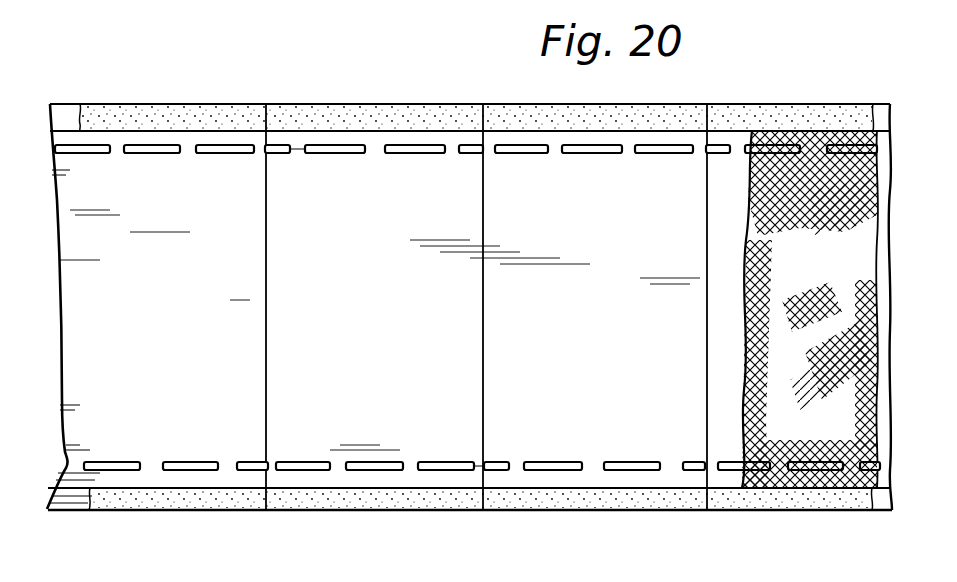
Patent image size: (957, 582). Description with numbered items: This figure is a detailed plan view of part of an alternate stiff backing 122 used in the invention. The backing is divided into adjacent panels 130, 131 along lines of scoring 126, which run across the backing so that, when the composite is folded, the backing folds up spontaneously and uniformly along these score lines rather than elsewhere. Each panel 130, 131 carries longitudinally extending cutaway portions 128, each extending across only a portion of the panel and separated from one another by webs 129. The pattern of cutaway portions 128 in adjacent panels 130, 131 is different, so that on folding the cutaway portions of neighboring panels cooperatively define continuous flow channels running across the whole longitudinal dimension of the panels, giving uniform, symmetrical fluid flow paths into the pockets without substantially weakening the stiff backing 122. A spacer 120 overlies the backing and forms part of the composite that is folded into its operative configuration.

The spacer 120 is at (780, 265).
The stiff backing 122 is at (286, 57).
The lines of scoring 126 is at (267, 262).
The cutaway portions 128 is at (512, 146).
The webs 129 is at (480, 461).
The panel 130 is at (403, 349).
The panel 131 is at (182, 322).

--

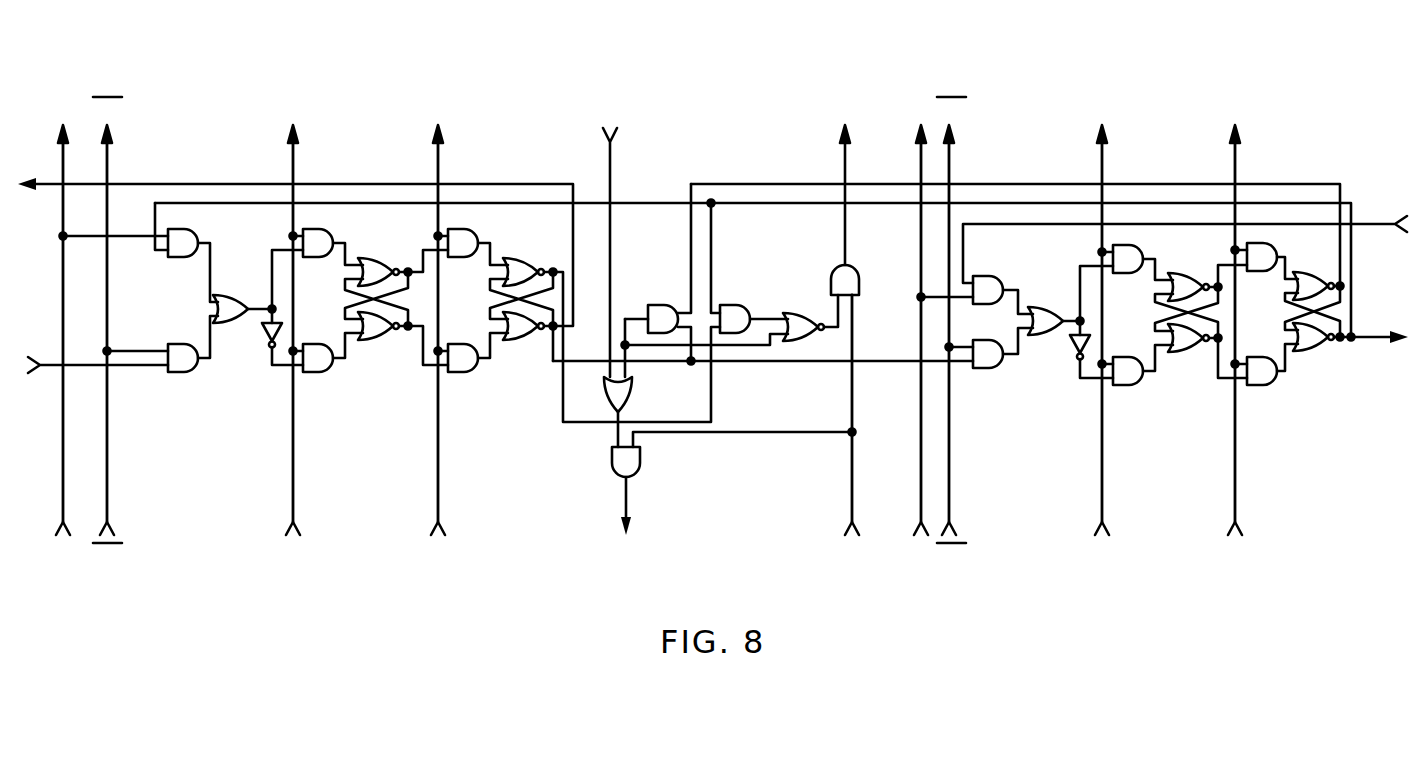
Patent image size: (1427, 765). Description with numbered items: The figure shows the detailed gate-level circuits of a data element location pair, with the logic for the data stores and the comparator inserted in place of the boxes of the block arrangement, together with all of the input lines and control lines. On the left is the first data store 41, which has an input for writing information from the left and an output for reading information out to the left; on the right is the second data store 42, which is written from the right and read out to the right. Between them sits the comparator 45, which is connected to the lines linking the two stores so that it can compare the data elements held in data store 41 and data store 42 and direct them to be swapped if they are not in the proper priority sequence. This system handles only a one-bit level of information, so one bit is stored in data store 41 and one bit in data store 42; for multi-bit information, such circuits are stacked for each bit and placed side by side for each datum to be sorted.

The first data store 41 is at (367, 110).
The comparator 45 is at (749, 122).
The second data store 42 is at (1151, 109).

Task goal: Swap "plan view" for "top view" and write out the lines again, starting at the line that has "Patent image size: (957, 582)." and ending after the line that has "The panel 131 is at (182, 322).". Change nothing else.

Exercise output:
Patent image size: (957, 582). Description with numbered items: This figure is a detailed top view of part of an alternate stiff backing 122 used in the invention. The backing is divided into adjacent panels 130, 131 along lines of scoring 126, which run across the backing so that, when the composite is folded, the backing folds up spontaneously and uniformly along these score lines rather than elsewhere. Each panel 130, 131 carries longitudinally extending cutaway portions 128, each extending across only a portion of the panel and separated from one another by webs 129. The pattern of cutaway portions 128 in adjacent panels 130, 131 is different, so that on folding the cutaway portions of neighboring panels cooperatively define continuous flow channels running across the whole longitudinal dimension of the panels, giving uniform, symmetrical fluid flow paths into the pockets without substantially weakening the stiff backing 122. A spacer 120 overlies the backing and forms part of the composite that is folded into its operative configuration.

The spacer 120 is at (780, 265).
The stiff backing 122 is at (286, 57).
The lines of scoring 126 is at (267, 262).
The cutaway portions 128 is at (512, 146).
The webs 129 is at (480, 461).
The panel 130 is at (403, 349).
The panel 131 is at (182, 322).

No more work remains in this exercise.